- Work to complete
Pick out all lines of the entries that include the word "عمرو" and copy them.

- Exercise materials
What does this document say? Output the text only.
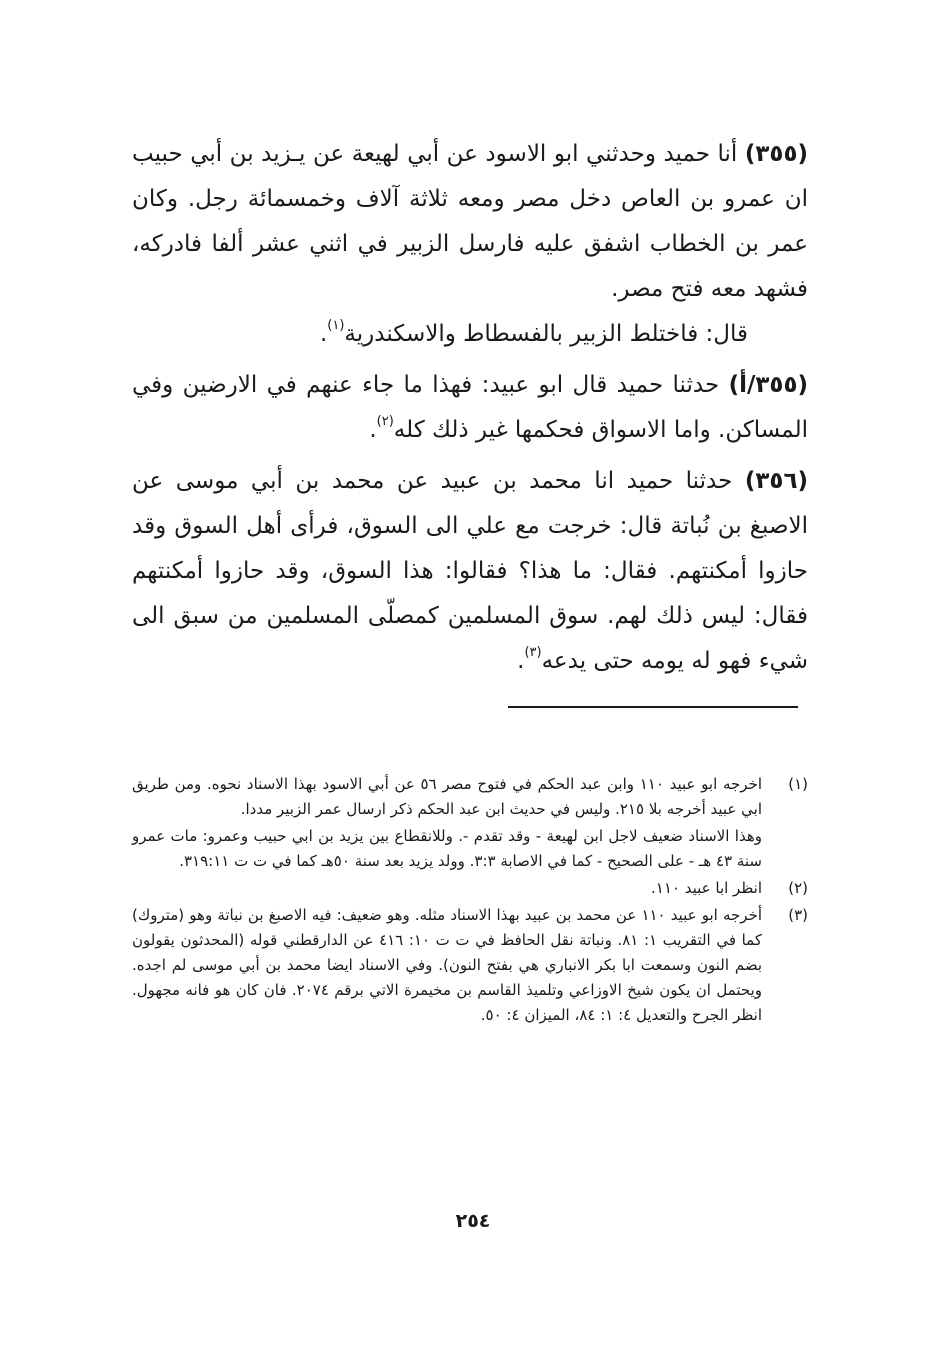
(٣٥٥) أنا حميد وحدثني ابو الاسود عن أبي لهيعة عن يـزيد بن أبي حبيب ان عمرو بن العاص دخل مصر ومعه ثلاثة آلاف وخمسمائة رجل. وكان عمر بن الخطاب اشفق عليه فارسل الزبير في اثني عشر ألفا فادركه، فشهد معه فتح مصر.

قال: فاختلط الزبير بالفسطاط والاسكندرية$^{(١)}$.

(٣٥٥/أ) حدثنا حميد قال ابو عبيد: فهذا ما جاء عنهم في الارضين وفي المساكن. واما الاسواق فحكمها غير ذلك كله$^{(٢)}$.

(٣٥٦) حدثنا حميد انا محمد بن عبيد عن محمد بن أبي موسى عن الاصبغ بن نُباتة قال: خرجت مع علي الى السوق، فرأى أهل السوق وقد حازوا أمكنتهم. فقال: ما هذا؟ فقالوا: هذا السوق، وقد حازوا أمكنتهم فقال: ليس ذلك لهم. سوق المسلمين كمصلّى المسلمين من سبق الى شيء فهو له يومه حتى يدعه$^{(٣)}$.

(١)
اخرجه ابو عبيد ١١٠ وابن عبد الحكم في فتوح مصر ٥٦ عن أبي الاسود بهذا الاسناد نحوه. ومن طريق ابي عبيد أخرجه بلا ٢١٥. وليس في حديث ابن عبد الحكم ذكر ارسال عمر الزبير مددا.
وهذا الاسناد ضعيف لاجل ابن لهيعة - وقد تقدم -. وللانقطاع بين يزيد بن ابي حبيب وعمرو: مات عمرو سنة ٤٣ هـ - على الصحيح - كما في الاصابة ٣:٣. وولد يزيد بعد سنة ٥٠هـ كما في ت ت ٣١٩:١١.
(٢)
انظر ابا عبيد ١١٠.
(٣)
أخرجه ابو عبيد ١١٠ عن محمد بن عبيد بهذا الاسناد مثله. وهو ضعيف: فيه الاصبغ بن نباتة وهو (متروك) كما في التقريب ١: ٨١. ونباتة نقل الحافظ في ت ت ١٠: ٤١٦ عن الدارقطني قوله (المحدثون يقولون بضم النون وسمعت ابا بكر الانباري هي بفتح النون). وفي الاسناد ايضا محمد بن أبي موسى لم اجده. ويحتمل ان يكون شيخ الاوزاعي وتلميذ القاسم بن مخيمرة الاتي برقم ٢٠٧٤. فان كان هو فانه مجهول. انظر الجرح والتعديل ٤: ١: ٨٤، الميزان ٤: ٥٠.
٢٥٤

--

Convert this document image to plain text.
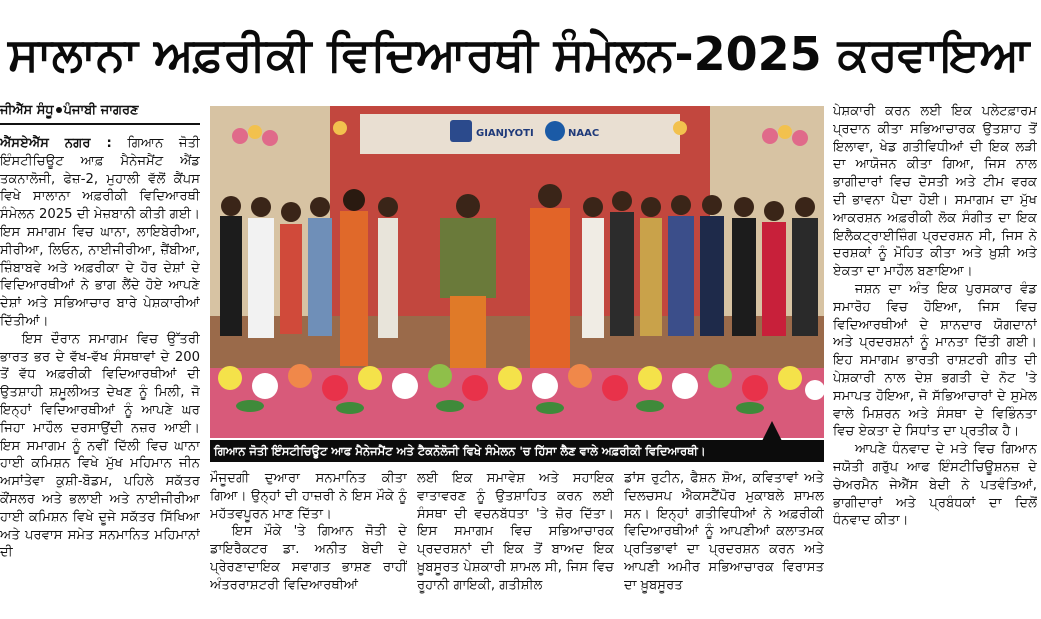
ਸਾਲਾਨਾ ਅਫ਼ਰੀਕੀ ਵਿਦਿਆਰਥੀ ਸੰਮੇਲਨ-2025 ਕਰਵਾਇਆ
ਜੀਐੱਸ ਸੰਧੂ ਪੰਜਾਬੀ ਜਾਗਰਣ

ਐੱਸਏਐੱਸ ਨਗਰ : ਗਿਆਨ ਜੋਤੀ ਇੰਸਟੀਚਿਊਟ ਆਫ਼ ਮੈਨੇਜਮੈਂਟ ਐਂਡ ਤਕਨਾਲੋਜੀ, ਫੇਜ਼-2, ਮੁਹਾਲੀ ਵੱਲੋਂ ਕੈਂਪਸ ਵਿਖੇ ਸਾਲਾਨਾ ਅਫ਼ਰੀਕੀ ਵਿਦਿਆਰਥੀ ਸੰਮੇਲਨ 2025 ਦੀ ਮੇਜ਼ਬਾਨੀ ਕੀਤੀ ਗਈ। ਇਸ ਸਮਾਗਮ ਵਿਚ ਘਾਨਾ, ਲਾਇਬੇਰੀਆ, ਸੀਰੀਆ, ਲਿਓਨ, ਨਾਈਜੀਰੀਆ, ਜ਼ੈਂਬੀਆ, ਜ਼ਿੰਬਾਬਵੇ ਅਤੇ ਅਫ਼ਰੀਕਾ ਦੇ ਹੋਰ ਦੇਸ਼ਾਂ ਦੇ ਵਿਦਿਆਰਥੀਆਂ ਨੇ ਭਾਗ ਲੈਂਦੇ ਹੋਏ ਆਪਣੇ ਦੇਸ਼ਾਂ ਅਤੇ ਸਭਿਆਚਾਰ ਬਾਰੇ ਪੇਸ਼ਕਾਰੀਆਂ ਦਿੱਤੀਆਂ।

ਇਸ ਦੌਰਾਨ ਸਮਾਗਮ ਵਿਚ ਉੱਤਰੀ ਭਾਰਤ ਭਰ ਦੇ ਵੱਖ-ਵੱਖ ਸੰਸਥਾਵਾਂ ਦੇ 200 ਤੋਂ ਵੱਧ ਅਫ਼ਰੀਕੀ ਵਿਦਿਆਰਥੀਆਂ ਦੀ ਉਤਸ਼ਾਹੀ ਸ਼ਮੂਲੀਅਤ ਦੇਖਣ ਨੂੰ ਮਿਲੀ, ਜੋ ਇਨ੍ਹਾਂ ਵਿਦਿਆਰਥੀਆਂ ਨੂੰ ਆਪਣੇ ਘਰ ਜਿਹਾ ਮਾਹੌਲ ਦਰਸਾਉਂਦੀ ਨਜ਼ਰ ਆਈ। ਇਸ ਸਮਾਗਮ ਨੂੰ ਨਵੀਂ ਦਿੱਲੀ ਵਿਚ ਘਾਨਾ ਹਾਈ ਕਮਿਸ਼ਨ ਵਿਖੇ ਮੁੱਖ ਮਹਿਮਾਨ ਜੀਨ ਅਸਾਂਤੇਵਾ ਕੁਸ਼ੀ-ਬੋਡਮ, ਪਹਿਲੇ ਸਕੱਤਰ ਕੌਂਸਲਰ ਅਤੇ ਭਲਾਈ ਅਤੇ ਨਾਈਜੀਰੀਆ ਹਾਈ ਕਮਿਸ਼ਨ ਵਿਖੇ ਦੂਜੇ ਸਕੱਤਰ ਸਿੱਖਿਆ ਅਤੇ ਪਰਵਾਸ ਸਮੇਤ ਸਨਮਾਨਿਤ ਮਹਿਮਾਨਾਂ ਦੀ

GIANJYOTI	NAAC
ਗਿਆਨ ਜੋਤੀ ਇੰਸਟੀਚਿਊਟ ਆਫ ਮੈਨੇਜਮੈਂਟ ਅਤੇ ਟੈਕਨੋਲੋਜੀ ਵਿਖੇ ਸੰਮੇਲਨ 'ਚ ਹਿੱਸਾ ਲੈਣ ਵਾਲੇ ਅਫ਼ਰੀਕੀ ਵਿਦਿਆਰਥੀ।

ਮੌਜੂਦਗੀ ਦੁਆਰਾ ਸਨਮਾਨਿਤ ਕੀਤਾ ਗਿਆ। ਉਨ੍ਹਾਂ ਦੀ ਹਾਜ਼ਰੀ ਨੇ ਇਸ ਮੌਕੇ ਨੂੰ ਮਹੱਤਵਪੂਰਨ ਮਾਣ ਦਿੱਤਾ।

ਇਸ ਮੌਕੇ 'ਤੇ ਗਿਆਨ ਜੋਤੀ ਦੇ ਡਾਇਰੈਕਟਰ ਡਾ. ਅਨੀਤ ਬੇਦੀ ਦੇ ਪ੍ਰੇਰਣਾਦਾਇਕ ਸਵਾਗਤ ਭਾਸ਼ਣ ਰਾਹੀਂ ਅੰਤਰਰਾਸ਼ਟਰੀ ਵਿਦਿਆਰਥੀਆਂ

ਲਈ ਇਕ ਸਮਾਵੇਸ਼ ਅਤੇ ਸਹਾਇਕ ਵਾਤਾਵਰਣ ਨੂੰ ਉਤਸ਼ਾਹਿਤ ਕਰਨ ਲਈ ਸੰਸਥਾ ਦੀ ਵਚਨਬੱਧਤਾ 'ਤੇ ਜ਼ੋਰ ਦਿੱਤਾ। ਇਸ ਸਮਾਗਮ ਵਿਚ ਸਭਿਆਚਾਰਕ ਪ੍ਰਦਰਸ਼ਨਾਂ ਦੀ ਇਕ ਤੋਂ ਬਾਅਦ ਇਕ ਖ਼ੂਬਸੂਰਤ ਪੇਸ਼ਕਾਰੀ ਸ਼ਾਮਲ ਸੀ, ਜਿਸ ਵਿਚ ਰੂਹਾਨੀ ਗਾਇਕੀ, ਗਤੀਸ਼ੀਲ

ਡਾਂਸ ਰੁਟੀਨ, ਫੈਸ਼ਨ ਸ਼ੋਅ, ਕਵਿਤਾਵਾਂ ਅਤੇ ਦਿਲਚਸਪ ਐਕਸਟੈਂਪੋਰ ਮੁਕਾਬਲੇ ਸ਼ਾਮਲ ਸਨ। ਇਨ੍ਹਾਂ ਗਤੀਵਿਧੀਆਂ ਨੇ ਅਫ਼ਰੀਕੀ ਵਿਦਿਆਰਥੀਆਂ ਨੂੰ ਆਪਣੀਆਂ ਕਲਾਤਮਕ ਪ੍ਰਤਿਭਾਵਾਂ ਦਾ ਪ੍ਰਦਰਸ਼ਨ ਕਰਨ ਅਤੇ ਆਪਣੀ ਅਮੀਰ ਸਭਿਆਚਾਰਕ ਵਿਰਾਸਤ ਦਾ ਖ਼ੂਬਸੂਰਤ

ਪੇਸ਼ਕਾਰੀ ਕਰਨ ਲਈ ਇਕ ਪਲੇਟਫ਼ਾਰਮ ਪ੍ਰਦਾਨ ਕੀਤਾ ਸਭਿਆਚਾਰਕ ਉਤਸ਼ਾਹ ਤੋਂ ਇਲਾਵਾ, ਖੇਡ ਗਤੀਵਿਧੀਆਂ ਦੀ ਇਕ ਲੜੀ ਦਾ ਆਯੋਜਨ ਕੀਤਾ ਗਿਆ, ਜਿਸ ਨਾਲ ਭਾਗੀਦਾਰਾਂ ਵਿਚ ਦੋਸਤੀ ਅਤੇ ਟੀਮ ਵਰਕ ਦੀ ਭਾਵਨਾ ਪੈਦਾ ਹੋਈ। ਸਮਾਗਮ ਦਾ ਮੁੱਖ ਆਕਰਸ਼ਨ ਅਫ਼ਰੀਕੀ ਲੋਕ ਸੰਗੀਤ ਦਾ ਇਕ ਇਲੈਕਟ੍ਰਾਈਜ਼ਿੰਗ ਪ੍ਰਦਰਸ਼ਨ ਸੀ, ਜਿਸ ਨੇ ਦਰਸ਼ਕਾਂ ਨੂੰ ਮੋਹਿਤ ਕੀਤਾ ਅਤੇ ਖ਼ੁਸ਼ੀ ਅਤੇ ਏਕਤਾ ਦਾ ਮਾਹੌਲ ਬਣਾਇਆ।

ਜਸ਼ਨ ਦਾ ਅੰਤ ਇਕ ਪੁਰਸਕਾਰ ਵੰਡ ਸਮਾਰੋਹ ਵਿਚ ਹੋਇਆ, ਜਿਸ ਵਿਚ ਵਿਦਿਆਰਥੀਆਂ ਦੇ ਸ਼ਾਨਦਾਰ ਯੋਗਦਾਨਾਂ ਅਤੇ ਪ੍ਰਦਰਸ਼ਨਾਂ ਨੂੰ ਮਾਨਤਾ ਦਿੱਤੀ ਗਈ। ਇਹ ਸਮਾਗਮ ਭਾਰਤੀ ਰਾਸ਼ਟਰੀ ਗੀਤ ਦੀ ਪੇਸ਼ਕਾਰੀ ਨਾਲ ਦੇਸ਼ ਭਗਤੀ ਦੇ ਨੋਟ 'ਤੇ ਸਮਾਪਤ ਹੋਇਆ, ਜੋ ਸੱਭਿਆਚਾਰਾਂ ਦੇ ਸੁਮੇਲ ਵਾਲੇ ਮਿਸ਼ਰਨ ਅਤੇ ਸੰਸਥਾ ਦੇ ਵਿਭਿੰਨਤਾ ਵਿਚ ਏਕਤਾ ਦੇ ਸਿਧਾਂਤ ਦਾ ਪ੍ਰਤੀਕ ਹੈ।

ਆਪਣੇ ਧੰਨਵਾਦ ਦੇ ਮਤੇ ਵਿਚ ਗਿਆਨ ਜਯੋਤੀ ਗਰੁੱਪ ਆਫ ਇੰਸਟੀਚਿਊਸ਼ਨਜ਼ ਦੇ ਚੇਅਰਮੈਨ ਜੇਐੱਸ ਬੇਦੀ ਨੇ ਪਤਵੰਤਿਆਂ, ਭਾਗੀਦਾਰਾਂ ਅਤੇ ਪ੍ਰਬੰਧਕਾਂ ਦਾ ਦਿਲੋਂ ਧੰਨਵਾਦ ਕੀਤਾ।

--

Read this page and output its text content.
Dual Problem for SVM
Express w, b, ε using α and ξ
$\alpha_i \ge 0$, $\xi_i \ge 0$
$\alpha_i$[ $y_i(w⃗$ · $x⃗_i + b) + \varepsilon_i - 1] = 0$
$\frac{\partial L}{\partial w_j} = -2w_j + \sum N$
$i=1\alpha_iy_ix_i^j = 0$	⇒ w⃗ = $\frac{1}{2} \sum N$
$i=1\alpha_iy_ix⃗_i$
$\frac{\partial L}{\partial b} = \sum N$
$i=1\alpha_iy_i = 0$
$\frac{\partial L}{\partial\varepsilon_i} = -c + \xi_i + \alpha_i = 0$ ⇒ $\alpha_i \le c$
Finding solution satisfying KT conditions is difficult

- Solution
(٣٥٥) أنا حميد وحدثني ابو الاسود عن أبي لهيعة عن يـزيد بن أبي حبيب ان عمرو بن العاص دخل مصر ومعه ثلاثة آلاف وخمسمائة رجل. وكان عمر بن الخطاب اشفق عليه فارسل الزبير في اثني عشر ألفا فادركه، فشهد معه فتح مصر.
وهذا الاسناد ضعيف لاجل ابن لهيعة - وقد تقدم -. وللانقطاع بين يزيد بن ابي حبيب وعمرو: مات عمرو سنة ٤٣ هـ - على الصحيح - كما في الاصابة ٣:٣. وولد يزيد بعد سنة ٥٠هـ كما في ت ت ٣١٩:١١.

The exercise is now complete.